### Short task
Find each line with the word "dalla" and copy it.
### Dataset records ###
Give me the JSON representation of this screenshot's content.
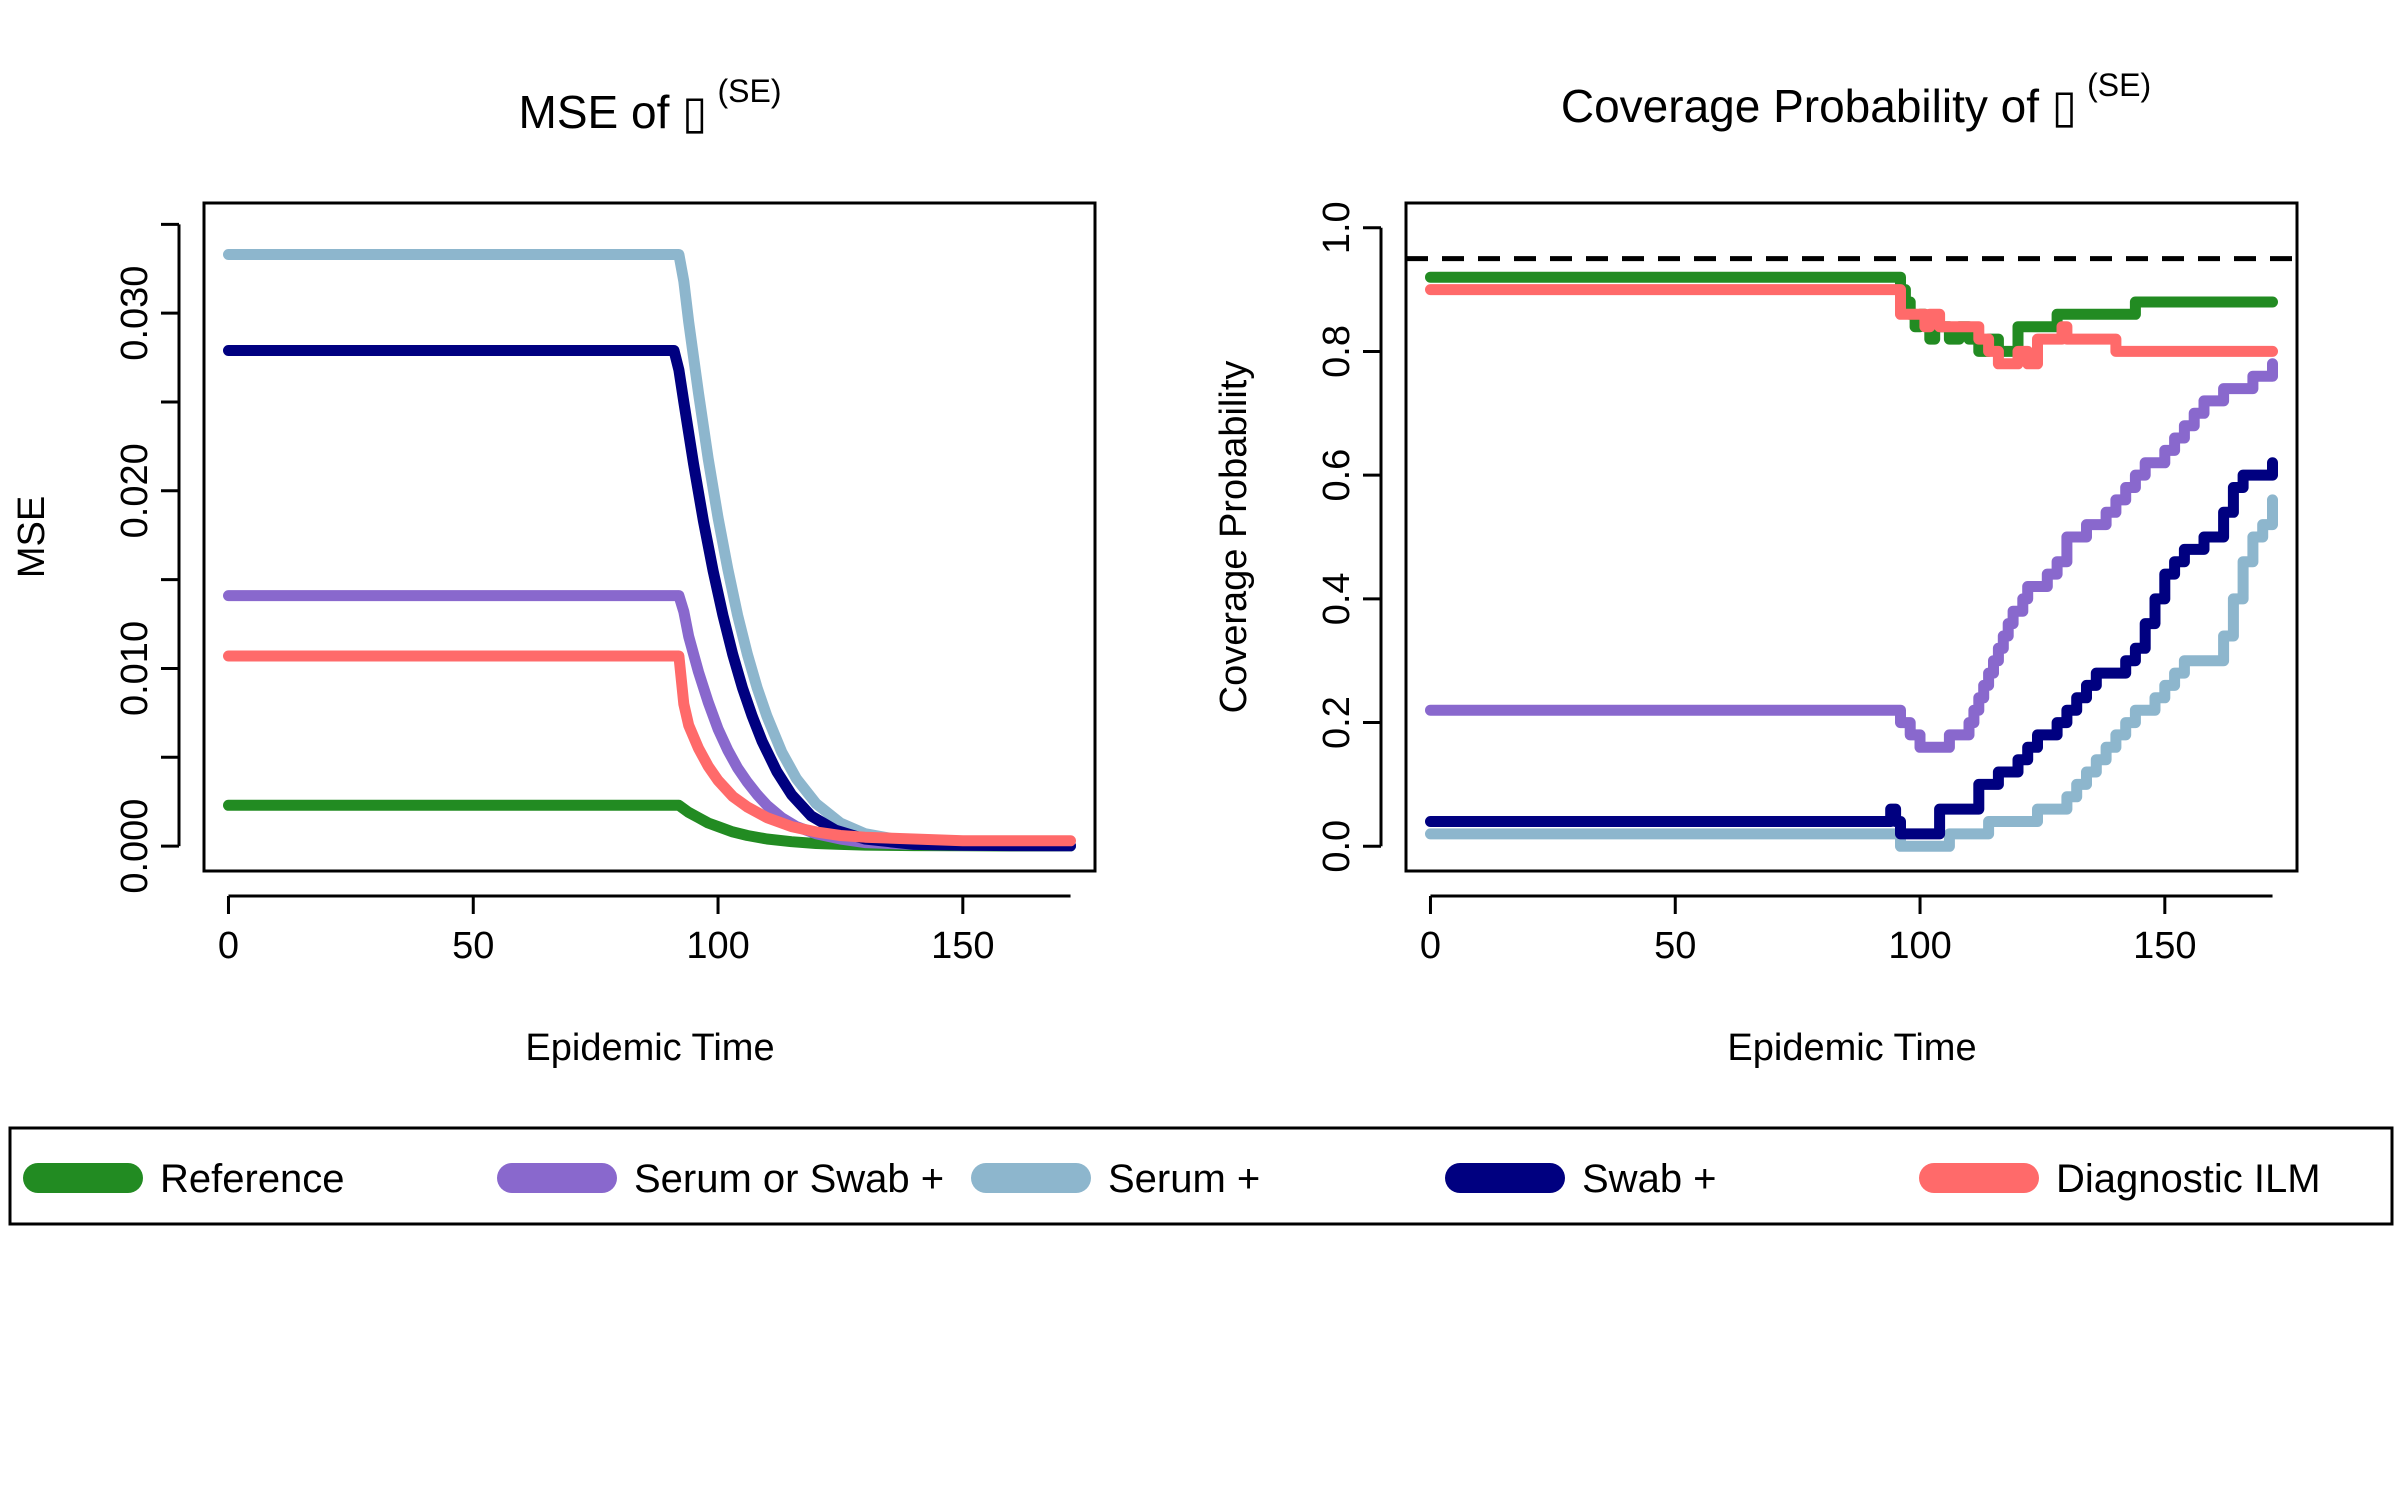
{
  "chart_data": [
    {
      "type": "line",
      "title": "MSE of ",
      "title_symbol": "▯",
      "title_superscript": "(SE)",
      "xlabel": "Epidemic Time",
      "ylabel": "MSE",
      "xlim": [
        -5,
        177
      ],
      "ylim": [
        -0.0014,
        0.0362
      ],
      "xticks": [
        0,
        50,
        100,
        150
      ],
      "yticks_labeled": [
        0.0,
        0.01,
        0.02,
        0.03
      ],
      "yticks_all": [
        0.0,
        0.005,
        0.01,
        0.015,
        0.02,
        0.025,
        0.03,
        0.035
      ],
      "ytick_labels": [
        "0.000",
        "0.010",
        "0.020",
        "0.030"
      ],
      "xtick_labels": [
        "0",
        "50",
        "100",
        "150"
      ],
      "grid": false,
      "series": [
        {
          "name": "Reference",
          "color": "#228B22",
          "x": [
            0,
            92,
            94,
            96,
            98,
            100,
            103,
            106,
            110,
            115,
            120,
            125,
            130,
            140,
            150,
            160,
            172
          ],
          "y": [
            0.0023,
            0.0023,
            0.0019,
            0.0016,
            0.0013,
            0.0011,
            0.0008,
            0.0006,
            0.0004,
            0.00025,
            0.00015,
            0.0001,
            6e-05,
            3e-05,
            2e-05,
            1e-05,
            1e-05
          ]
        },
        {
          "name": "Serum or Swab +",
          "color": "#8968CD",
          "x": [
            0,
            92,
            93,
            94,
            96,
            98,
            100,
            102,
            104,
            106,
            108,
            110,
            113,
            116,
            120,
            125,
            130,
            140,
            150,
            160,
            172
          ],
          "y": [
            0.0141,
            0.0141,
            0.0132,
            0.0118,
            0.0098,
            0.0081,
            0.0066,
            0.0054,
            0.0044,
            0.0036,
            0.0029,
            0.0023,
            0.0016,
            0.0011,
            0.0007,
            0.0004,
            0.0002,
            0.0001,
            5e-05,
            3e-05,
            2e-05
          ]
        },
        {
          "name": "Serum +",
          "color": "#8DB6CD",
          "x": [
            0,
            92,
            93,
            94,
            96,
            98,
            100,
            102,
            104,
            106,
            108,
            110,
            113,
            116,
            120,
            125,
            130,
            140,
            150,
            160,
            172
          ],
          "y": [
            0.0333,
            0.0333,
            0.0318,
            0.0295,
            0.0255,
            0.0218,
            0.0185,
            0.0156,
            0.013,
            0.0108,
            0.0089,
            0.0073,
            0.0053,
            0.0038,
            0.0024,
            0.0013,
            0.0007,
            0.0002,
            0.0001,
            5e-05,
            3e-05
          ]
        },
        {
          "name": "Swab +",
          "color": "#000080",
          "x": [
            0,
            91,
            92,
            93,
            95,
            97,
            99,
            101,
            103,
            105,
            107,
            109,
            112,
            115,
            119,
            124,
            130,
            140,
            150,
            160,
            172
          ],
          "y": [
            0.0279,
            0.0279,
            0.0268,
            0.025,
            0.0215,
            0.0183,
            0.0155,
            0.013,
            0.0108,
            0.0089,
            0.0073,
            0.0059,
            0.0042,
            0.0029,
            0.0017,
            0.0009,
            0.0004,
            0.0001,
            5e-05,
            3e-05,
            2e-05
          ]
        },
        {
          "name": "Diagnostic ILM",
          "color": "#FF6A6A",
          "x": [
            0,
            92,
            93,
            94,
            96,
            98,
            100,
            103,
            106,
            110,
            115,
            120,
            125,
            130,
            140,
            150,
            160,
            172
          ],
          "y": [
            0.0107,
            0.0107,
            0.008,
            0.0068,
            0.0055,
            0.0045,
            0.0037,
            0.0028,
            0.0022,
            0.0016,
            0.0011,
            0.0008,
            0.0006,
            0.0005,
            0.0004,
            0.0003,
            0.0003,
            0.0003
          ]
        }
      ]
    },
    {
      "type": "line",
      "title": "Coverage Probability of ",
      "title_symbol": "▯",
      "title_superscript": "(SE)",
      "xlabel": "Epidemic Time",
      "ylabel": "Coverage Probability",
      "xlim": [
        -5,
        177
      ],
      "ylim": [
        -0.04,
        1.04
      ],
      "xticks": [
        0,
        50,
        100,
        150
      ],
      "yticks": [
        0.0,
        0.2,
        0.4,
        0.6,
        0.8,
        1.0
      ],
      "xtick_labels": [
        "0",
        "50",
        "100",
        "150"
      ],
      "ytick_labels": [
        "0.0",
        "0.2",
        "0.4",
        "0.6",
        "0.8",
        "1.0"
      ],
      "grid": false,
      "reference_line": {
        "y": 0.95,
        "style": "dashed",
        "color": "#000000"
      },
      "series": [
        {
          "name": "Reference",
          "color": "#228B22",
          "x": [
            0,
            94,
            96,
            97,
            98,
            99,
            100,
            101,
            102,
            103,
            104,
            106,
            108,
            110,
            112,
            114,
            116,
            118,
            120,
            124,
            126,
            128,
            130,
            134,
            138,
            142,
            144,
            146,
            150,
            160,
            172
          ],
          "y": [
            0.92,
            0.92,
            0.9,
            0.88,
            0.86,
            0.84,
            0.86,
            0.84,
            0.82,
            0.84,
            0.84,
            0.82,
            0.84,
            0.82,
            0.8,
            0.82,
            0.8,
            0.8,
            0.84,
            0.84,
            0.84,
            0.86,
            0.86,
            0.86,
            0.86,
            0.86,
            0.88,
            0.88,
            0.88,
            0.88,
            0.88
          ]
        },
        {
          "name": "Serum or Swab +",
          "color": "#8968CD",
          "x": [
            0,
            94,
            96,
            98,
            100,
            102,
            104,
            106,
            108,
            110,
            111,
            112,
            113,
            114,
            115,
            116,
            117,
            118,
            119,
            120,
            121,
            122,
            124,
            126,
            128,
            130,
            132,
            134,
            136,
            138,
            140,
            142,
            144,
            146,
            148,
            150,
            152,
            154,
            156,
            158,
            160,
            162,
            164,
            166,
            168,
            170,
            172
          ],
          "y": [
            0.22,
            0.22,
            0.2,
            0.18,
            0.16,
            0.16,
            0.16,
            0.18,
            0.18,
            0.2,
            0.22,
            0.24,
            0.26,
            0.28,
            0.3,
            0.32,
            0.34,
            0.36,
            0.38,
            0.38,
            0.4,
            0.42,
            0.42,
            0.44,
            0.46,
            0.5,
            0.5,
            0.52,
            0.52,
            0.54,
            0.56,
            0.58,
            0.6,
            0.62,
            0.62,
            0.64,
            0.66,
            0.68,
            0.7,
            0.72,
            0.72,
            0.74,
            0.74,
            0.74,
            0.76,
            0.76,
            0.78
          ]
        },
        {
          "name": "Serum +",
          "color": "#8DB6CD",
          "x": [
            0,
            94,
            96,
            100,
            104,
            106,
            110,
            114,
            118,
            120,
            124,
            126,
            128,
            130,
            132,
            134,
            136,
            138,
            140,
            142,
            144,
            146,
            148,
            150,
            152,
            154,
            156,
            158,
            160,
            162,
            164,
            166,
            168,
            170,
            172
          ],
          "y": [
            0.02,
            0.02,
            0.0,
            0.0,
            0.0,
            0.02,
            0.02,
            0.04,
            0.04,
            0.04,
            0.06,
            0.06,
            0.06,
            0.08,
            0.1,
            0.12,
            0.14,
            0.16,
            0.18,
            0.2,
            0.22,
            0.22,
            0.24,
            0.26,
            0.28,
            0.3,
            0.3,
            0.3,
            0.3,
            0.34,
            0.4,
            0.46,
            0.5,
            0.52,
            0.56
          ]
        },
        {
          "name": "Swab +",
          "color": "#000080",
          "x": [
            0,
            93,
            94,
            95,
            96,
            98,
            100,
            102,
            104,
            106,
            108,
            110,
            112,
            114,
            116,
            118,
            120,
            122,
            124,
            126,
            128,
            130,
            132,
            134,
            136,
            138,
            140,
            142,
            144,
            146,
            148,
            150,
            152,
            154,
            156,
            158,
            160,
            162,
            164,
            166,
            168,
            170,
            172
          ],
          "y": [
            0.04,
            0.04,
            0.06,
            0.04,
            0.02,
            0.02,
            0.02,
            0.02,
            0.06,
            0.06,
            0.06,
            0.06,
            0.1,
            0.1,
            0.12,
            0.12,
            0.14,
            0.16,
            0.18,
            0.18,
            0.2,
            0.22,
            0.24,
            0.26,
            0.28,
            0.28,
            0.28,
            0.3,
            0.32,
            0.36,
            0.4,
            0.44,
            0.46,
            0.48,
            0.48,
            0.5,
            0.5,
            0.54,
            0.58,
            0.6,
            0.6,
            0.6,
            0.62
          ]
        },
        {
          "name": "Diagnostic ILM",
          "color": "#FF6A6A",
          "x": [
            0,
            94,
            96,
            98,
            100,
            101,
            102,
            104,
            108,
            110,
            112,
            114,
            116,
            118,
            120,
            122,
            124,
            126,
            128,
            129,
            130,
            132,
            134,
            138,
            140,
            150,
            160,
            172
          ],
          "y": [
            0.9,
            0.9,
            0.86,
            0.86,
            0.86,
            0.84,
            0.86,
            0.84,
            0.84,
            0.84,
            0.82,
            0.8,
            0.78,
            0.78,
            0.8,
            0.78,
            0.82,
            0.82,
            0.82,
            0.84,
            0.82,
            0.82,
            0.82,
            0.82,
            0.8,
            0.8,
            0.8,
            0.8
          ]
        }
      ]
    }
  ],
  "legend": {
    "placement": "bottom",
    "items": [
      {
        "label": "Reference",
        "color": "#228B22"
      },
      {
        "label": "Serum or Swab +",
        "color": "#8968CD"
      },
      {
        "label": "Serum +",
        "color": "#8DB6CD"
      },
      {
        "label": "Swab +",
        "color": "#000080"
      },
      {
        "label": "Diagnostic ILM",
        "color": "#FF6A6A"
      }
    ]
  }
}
###
### Dataset records ###
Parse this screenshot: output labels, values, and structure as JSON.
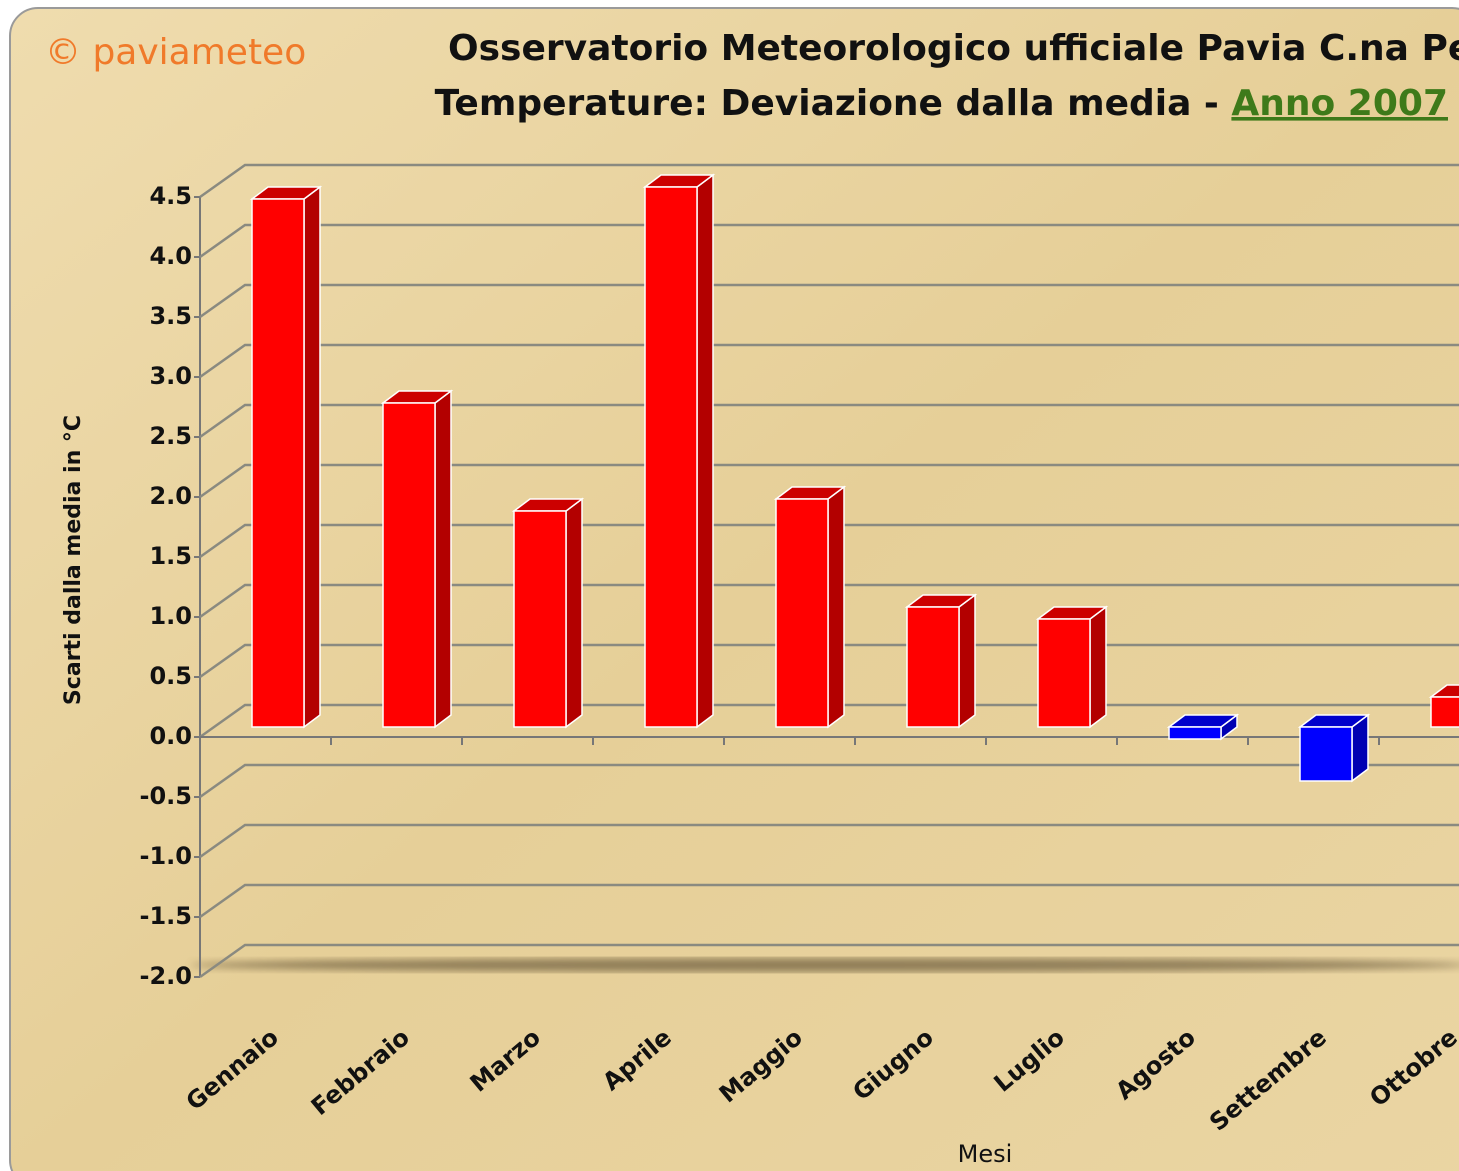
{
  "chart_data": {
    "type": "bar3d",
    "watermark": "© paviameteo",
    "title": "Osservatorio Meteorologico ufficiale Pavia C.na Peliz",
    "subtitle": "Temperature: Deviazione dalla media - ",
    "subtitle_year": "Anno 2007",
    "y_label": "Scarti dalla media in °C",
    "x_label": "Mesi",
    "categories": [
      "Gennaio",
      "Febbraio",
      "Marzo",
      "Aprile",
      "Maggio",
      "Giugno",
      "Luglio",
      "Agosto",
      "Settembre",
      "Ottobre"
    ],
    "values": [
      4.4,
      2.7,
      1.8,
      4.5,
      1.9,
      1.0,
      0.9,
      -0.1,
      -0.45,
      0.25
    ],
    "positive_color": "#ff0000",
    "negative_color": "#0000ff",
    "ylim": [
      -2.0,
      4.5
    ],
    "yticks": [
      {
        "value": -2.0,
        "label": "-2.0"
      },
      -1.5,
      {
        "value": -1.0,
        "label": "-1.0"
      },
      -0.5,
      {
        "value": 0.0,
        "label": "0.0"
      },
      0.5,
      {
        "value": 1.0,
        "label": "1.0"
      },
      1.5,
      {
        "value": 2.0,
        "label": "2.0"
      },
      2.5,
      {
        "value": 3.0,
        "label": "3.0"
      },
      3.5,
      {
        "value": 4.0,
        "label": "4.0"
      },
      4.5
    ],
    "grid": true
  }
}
###
### Written answer
    "subtitle": "Temperature: Deviazione dalla media - ",
    "y_label": "Scarti dalla media in °C",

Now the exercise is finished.